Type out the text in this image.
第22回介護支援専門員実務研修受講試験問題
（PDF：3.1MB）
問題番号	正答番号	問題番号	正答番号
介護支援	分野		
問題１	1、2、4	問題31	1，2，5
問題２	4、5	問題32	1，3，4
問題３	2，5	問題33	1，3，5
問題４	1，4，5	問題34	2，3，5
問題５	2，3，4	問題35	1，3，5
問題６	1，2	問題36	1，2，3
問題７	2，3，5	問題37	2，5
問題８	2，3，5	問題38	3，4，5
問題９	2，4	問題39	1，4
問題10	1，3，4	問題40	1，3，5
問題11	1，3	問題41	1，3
==*==
— EXERCISE AIM —
Return all of the data word for word.

— FINAL ANSWER —
Type out the text in this image.
第22回介護支援専門員実務研修受講試験問題
（PDF：3.1MB）
問題番号	正答番号	問題番号	正答番号
介護支援	分野		
問題１	1、2、4	問題31	1，2，5
問題２	4、5	問題32	1，3，4
問題３	2，5	問題33	1，3，5
問題４	1，4，5	問題34	2，3，5
問題５	2，3，4	問題35	1，3，5
問題６	1，2	問題36	1，2，3
問題７	2，3，5	問題37	2，5
問題８	2，3，5	問題38	3，4，5
問題９	2，4	問題39	1，4
問題10	1，3，4	問題40	1，3，5
問題11	1，3	問題41	1，3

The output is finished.